- Work to complete: In the listing below, identify each line with the word "июль" and return those lines.
**** Task input
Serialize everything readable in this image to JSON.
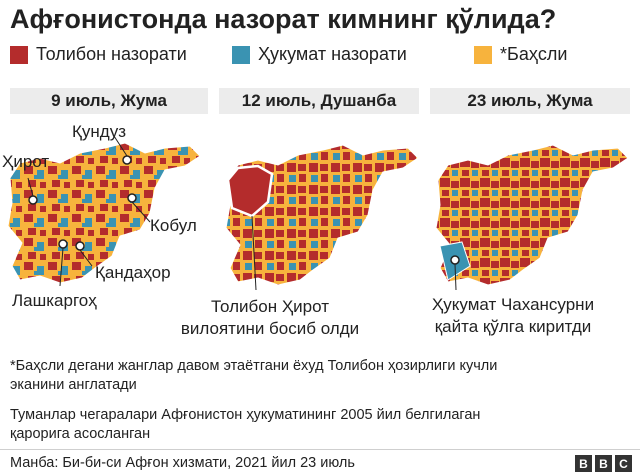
{
  "title": "Афғонистонда назорат кимнинг қўлида?",
  "legend": [
    {
      "label": "Толибон назорати",
      "color": "#b42c2c"
    },
    {
      "label": "Ҳукумат назорати",
      "color": "#3a93b2"
    },
    {
      "label": "*Баҳсли",
      "color": "#f7b33d"
    }
  ],
  "panels": [
    {
      "date": "9 июль, Жума"
    },
    {
      "date": "12 июль, Душанба"
    },
    {
      "date": "23 июль, Жума"
    }
  ],
  "cities": {
    "kunduz": "Қундуз",
    "herat": "Ҳирот",
    "kabul": "Кобул",
    "kandahar": "Қандаҳор",
    "lashkar": "Лашкаргоҳ"
  },
  "captions": {
    "panel2_line1": "Толибон Ҳирот",
    "panel2_line2": "вилоятини босиб олди",
    "panel3_line1": "Ҳукумат Чахансурни",
    "panel3_line2": "қайта қўлга киритди"
  },
  "notes": {
    "note1_line1": "*Баҳсли дегани жанглар давом этаётгани ёхуд Толибон ҳозирлиги кучли",
    "note1_line2": "эканини англатади",
    "note2_line1": "Туманлар чегаралари Афғонистон ҳукуматининг 2005 йил белгилаган",
    "note2_line2": "қарорига асосланган"
  },
  "source": "Манба: Би-би-си Афғон хизмати, 2021 йил 23 июль",
  "logo": [
    "B",
    "B",
    "C"
  ]
}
********
- Solution for this task:
      "date": "9 июль, Жума"
      "date": "12 июль, Душанба"
      "date": "23 июль, Жума"
  "source": "Манба: Би-би-си Афғон хизмати, 2021 йил 23 июль",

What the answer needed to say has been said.